Dataset records —
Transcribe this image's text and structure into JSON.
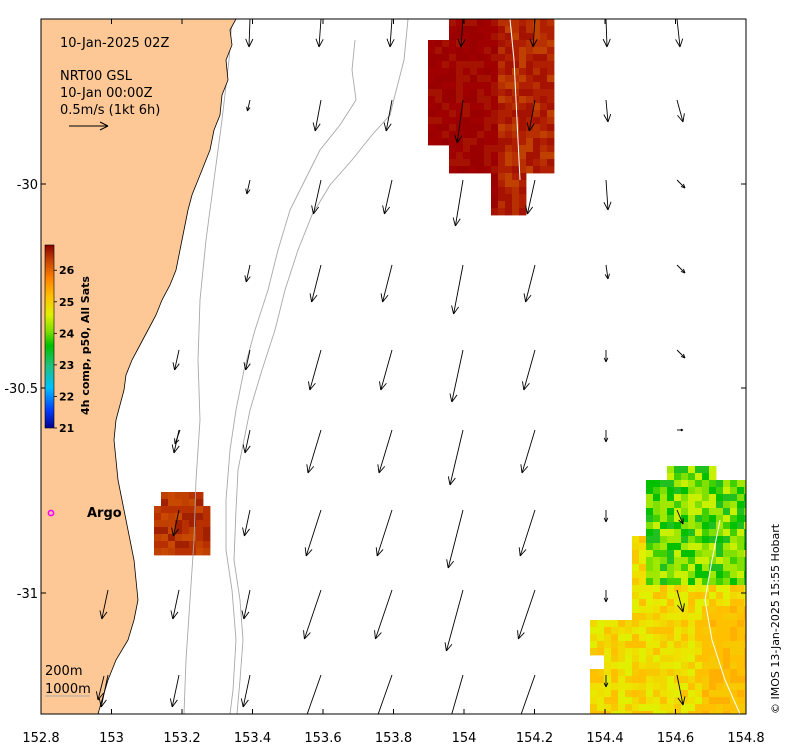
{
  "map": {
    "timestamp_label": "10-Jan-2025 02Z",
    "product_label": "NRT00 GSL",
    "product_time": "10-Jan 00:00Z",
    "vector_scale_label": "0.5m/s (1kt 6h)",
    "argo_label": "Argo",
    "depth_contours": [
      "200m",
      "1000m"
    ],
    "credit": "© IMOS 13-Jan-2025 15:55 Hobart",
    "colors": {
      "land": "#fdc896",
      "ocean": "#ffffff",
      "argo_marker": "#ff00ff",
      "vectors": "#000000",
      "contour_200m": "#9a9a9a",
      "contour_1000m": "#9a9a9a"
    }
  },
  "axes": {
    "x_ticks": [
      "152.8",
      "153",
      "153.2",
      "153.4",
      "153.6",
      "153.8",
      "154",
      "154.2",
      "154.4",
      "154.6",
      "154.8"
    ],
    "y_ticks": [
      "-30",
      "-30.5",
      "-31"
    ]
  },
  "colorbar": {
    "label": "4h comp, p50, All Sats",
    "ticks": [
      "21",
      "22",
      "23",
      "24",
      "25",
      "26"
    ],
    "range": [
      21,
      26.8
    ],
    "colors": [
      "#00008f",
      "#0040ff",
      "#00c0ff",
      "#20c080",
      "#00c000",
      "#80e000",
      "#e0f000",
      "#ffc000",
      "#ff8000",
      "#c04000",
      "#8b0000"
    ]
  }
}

---

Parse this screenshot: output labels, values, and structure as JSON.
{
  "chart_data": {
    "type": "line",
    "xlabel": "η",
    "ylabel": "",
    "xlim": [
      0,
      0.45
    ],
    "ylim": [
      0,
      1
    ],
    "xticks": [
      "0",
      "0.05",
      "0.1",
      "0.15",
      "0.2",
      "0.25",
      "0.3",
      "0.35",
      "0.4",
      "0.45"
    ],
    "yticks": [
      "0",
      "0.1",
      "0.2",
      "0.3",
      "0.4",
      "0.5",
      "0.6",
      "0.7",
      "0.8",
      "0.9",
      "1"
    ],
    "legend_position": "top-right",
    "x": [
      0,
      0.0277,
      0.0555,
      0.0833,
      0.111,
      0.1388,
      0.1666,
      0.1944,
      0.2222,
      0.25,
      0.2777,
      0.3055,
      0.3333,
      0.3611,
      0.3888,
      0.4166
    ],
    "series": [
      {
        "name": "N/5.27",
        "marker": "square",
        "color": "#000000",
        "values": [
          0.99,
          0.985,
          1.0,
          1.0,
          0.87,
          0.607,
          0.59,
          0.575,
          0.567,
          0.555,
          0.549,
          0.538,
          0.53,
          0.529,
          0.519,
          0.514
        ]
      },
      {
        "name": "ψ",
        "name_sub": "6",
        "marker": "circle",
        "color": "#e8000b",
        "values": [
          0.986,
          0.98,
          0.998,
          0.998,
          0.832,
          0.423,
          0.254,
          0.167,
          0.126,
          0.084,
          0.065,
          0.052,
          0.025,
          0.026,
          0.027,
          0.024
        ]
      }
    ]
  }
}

What you have to do — Working from the listing above, pick out every line that has "this" and copy it.

Final result —
Transcribe this image's text and structure into JSON.
Parse this screenshot: output labels, values, and structure as JSON.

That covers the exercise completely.